**WHAT YOU ARE ASKED TO DO:**
Copy each entry as it stands, leaving nothing out.

**RECORDS PROVIDED:**

********************

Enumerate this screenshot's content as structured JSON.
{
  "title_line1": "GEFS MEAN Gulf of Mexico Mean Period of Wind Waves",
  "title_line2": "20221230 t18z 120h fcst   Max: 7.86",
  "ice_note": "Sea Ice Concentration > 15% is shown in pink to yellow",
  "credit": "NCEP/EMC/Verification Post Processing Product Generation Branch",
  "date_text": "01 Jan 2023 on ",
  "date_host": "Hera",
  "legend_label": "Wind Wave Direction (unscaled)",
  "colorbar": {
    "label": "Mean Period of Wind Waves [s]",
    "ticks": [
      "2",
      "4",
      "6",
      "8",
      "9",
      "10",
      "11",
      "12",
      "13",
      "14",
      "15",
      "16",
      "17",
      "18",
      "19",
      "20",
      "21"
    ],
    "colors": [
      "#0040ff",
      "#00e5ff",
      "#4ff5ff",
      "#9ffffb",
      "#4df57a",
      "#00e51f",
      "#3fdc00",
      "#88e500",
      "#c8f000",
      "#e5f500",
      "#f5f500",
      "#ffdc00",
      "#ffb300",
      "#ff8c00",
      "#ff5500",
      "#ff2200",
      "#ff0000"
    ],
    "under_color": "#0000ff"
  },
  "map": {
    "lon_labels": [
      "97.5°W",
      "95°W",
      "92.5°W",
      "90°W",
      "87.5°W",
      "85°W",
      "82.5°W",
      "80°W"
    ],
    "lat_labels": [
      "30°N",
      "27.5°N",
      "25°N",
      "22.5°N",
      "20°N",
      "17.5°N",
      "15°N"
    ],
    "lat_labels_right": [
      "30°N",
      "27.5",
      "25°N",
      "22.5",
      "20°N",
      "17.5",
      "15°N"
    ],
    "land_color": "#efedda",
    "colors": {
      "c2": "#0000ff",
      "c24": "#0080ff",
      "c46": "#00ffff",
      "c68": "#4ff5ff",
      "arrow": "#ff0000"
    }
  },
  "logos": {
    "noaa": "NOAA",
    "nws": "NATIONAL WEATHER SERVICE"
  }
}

********************

**OUTPUT FOR THIS EXERCISE:**
Enumerate this screenshot's content as structured JSON.
{
  "title_line1": "GEFS MEAN Gulf of Mexico Mean Period of Wind Waves",
  "title_line2": "20221230 t18z 120h fcst   Max: 7.86",
  "ice_note": "Sea Ice Concentration > 15% is shown in pink to yellow",
  "credit": "NCEP/EMC/Verification Post Processing Product Generation Branch",
  "date_text": "01 Jan 2023 on ",
  "date_host": "Hera",
  "legend_label": "Wind Wave Direction (unscaled)",
  "colorbar": {
    "label": "Mean Period of Wind Waves [s]",
    "ticks": [
      "2",
      "4",
      "6",
      "8",
      "9",
      "10",
      "11",
      "12",
      "13",
      "14",
      "15",
      "16",
      "17",
      "18",
      "19",
      "20",
      "21"
    ],
    "colors": [
      "#0040ff",
      "#00e5ff",
      "#4ff5ff",
      "#9ffffb",
      "#4df57a",
      "#00e51f",
      "#3fdc00",
      "#88e500",
      "#c8f000",
      "#e5f500",
      "#f5f500",
      "#ffdc00",
      "#ffb300",
      "#ff8c00",
      "#ff5500",
      "#ff2200",
      "#ff0000"
    ],
    "under_color": "#0000ff"
  },
  "map": {
    "lon_labels": [
      "97.5°W",
      "95°W",
      "92.5°W",
      "90°W",
      "87.5°W",
      "85°W",
      "82.5°W",
      "80°W"
    ],
    "lat_labels": [
      "30°N",
      "27.5°N",
      "25°N",
      "22.5°N",
      "20°N",
      "17.5°N",
      "15°N"
    ],
    "lat_labels_right": [
      "30°N",
      "27.5",
      "25°N",
      "22.5",
      "20°N",
      "17.5",
      "15°N"
    ],
    "land_color": "#efedda",
    "colors": {
      "c2": "#0000ff",
      "c24": "#0080ff",
      "c46": "#00ffff",
      "c68": "#4ff5ff",
      "arrow": "#ff0000"
    }
  },
  "logos": {
    "noaa": "NOAA",
    "nws": "NATIONAL WEATHER SERVICE"
  }
}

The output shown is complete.